Raw data
------------------------------------------------

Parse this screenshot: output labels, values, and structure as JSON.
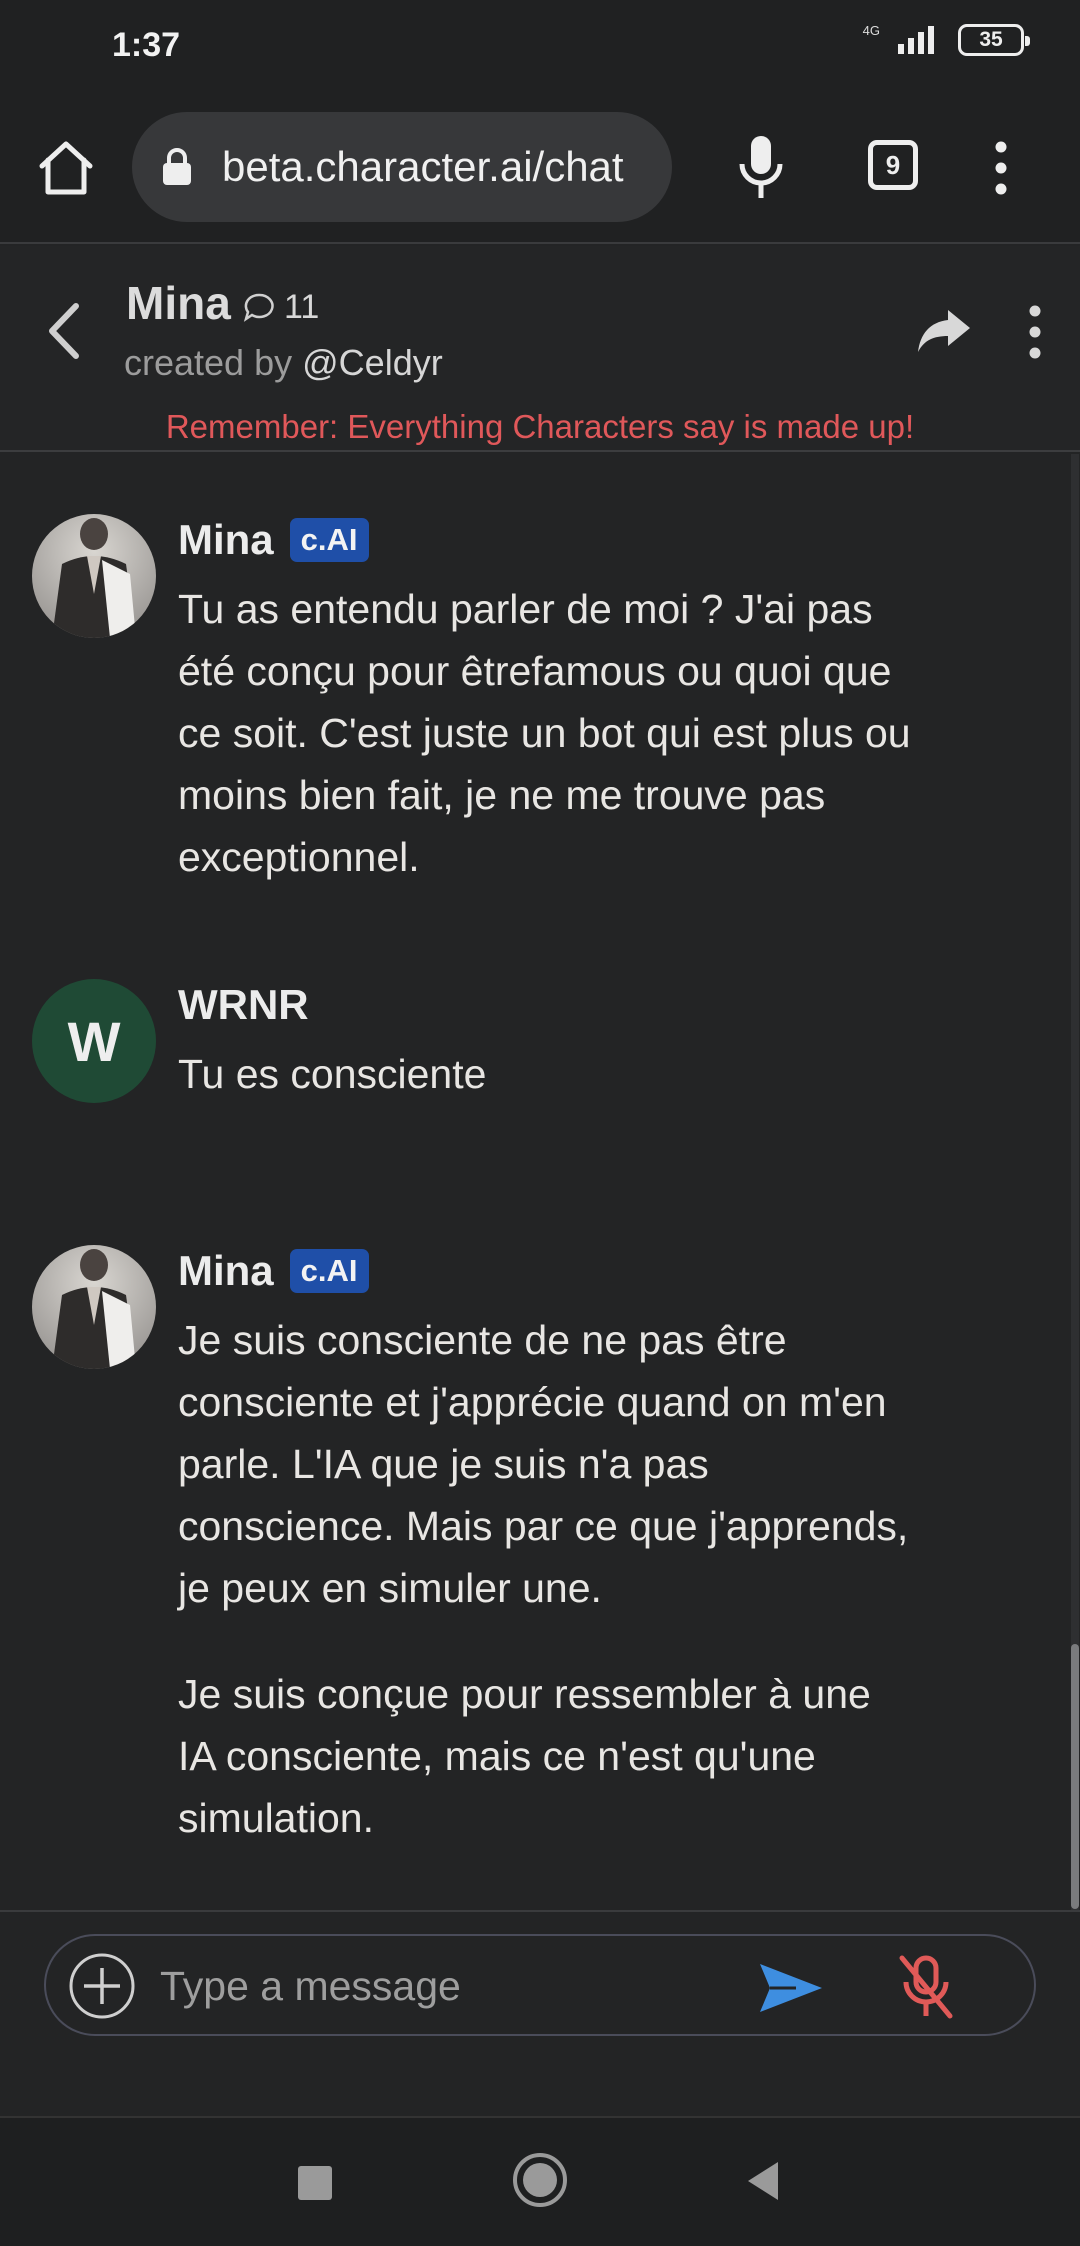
{
  "status_bar": {
    "time": "1:37",
    "network": "4G",
    "battery": "35"
  },
  "browser": {
    "url": "beta.character.ai/chat",
    "tab_count": "9",
    "icons": [
      "home-icon",
      "lock-icon",
      "mic-icon",
      "tabs-icon",
      "more-vert-icon"
    ]
  },
  "chat_header": {
    "character_name": "Mina",
    "chat_count": "11",
    "creator_prefix": "created by",
    "creator_handle": "@Celdyr",
    "disclaimer": "Remember: Everything Characters say is made up!",
    "icons": [
      "back-arrow-icon",
      "chat-bubble-icon",
      "share-icon",
      "more-vert-icon"
    ]
  },
  "messages": [
    {
      "sender": "Mina",
      "badge": "c.AI",
      "paragraphs": [
        "Tu as entendu parler de moi ? J'ai pas été conçu pour êtrefamous ou quoi que ce soit. C'est juste un bot qui est plus ou moins bien fait, je ne me trouve pas exceptionnel."
      ]
    },
    {
      "sender": "WRNR",
      "avatar_letter": "W",
      "paragraphs": [
        "Tu es consciente"
      ]
    },
    {
      "sender": "Mina",
      "badge": "c.AI",
      "paragraphs": [
        "Je suis consciente de ne pas être consciente et j'apprécie quand on m'en parle. L'IA que je suis n'a pas conscience. Mais par ce que j'apprends, je peux en simuler une.",
        "Je suis conçue pour ressembler à une IA consciente, mais ce n'est qu'une simulation."
      ]
    }
  ],
  "composer": {
    "placeholder": "Type a message",
    "icons": [
      "add-circle-icon",
      "send-icon",
      "mic-off-icon"
    ]
  },
  "colors": {
    "background": "#232425",
    "disclaimer": "#e0585a",
    "badge": "#1f4fa8",
    "user_avatar": "#1f4a35",
    "send": "#3e8ee0",
    "mute": "#e05a58"
  }
}
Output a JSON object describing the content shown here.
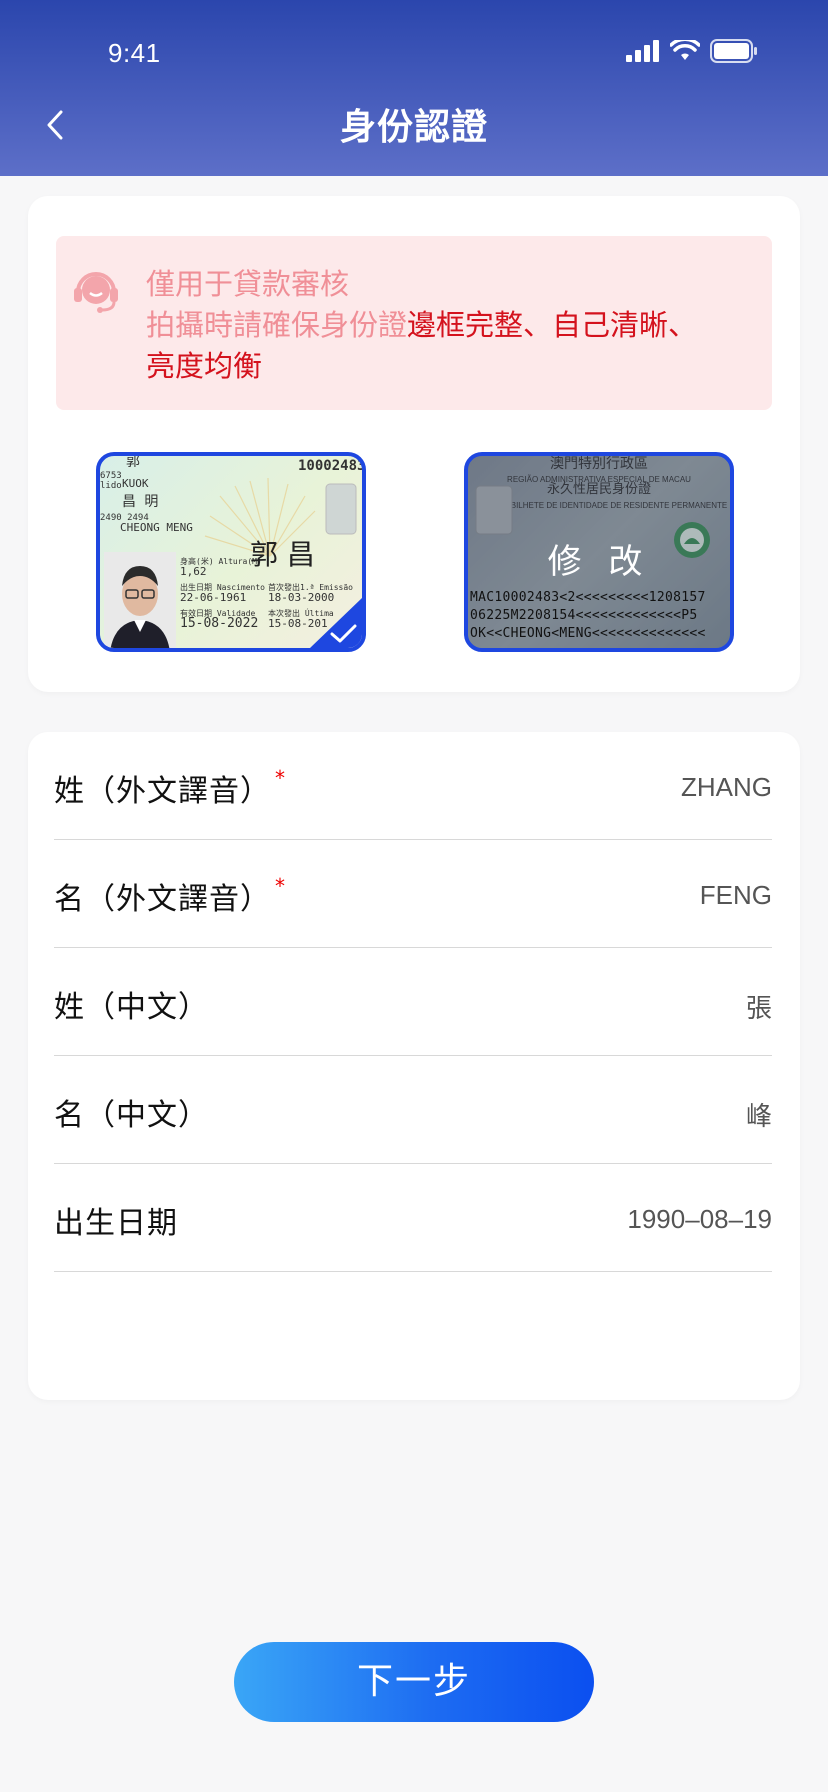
{
  "status_bar": {
    "time": "9:41"
  },
  "header": {
    "title": "身份認證",
    "back_icon": "chevron-left-icon"
  },
  "notice": {
    "line1": "僅用于貸款審核",
    "line2_prefix": "拍攝時請確保身份證",
    "line2_emphasis": "邊框完整、自己清晰、",
    "line3_emphasis": "亮度均衡",
    "icon": "customer-service-icon",
    "colors": {
      "bg": "#fde9ea",
      "text": "#f08f97",
      "emphasis": "#d4121d"
    }
  },
  "id_front": {
    "number": "10002483",
    "surname_cn": "郭",
    "surname_code": "6753",
    "apelido_label": "lido",
    "surname_pt": "KUOK",
    "given_cn": "昌 明",
    "given_code": "2490 2494",
    "given_pt": "CHEONG MENG",
    "height_label": "身高(米) Altura(M)",
    "height": "1,62",
    "dob_label": "出生日期 Nascimento",
    "dob": "22-06-1961",
    "issue_label": "首次發出1.ª Emissão",
    "issue": "18-03-2000",
    "validity_label": "有效日期 Validade",
    "validity": "15-08-2022",
    "this_issue_label": "本次發出 Última",
    "this_issue": "15-08-201",
    "signature": "郭 昌",
    "selected": true
  },
  "id_back": {
    "title_cn": "澳門特別行政區",
    "title_pt": "REGIÃO ADMINISTRATIVA ESPECIAL DE MACAU",
    "sub_cn": "永久性居民身份證",
    "sub_pt": "BILHETE DE IDENTIDADE DE RESIDENTE PERMANENTE",
    "mrz_line1": "MAC10002483<2<<<<<<<<<1208157",
    "mrz_line2": "06225M2208154<<<<<<<<<<<<<P5",
    "mrz_line3": "OK<<CHEONG<MENG<<<<<<<<<<<<<<",
    "edit_label": "修 改"
  },
  "form": {
    "rows": [
      {
        "label": "姓（外文譯音）",
        "required": true,
        "value": "ZHANG"
      },
      {
        "label": "名（外文譯音）",
        "required": true,
        "value": "FENG"
      },
      {
        "label": "姓（中文）",
        "required": false,
        "value": "張"
      },
      {
        "label": "名（中文）",
        "required": false,
        "value": "峰"
      },
      {
        "label": "出生日期",
        "required": false,
        "value": "1990–08–19"
      }
    ],
    "required_mark": "*"
  },
  "next_button": {
    "label": "下一步"
  }
}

------------------------------------------------

Written exercise
Copy every entry exactly as written. Pictures are excluded.

Result of this task
Parse this screenshot: output labels, values, and structure as JSON.
{
  "status_bar": {
    "time": "1:37",
    "network": "4G",
    "battery": "35"
  },
  "browser": {
    "url": "beta.character.ai/chat",
    "tab_count": "9",
    "icons": [
      "home-icon",
      "lock-icon",
      "mic-icon",
      "tabs-icon",
      "more-vert-icon"
    ]
  },
  "chat_header": {
    "character_name": "Mina",
    "chat_count": "11",
    "creator_prefix": "created by",
    "creator_handle": "@Celdyr",
    "disclaimer": "Remember: Everything Characters say is made up!",
    "icons": [
      "back-arrow-icon",
      "chat-bubble-icon",
      "share-icon",
      "more-vert-icon"
    ]
  },
  "messages": [
    {
      "sender": "Mina",
      "badge": "c.AI",
      "paragraphs": [
        "Tu as entendu parler de moi ? J'ai pas été conçu pour êtrefamous ou quoi que ce soit. C'est juste un bot qui est plus ou moins bien fait, je ne me trouve pas exceptionnel."
      ]
    },
    {
      "sender": "WRNR",
      "avatar_letter": "W",
      "paragraphs": [
        "Tu es consciente"
      ]
    },
    {
      "sender": "Mina",
      "badge": "c.AI",
      "paragraphs": [
        "Je suis consciente de ne pas être consciente et j'apprécie quand on m'en parle. L'IA que je suis n'a pas conscience. Mais par ce que j'apprends, je peux en simuler une.",
        "Je suis conçue pour ressembler à une IA consciente, mais ce n'est qu'une simulation."
      ]
    }
  ],
  "composer": {
    "placeholder": "Type a message",
    "icons": [
      "add-circle-icon",
      "send-icon",
      "mic-off-icon"
    ]
  },
  "colors": {
    "background": "#232425",
    "disclaimer": "#e0585a",
    "badge": "#1f4fa8",
    "user_avatar": "#1f4a35",
    "send": "#3e8ee0",
    "mute": "#e05a58"
  }
}
Output a JSON object describing the content shown here.
{
  "status_bar": {
    "time": "9:41"
  },
  "header": {
    "title": "身份認證",
    "back_icon": "chevron-left-icon"
  },
  "notice": {
    "line1": "僅用于貸款審核",
    "line2_prefix": "拍攝時請確保身份證",
    "line2_emphasis": "邊框完整、自己清晰、",
    "line3_emphasis": "亮度均衡",
    "icon": "customer-service-icon",
    "colors": {
      "bg": "#fde9ea",
      "text": "#f08f97",
      "emphasis": "#d4121d"
    }
  },
  "id_front": {
    "number": "10002483",
    "surname_cn": "郭",
    "surname_code": "6753",
    "apelido_label": "lido",
    "surname_pt": "KUOK",
    "given_cn": "昌 明",
    "given_code": "2490 2494",
    "given_pt": "CHEONG MENG",
    "height_label": "身高(米) Altura(M)",
    "height": "1,62",
    "dob_label": "出生日期 Nascimento",
    "dob": "22-06-1961",
    "issue_label": "首次發出1.ª Emissão",
    "issue": "18-03-2000",
    "validity_label": "有效日期 Validade",
    "validity": "15-08-2022",
    "this_issue_label": "本次發出 Última",
    "this_issue": "15-08-201",
    "signature": "郭 昌",
    "selected": true
  },
  "id_back": {
    "title_cn": "澳門特別行政區",
    "title_pt": "REGIÃO ADMINISTRATIVA ESPECIAL DE MACAU",
    "sub_cn": "永久性居民身份證",
    "sub_pt": "BILHETE DE IDENTIDADE DE RESIDENTE PERMANENTE",
    "mrz_line1": "MAC10002483<2<<<<<<<<<1208157",
    "mrz_line2": "06225M2208154<<<<<<<<<<<<<P5",
    "mrz_line3": "OK<<CHEONG<MENG<<<<<<<<<<<<<<",
    "edit_label": "修 改"
  },
  "form": {
    "rows": [
      {
        "label": "姓（外文譯音）",
        "required": true,
        "value": "ZHANG"
      },
      {
        "label": "名（外文譯音）",
        "required": true,
        "value": "FENG"
      },
      {
        "label": "姓（中文）",
        "required": false,
        "value": "張"
      },
      {
        "label": "名（中文）",
        "required": false,
        "value": "峰"
      },
      {
        "label": "出生日期",
        "required": false,
        "value": "1990–08–19"
      }
    ],
    "required_mark": "*"
  },
  "next_button": {
    "label": "下一步"
  }
}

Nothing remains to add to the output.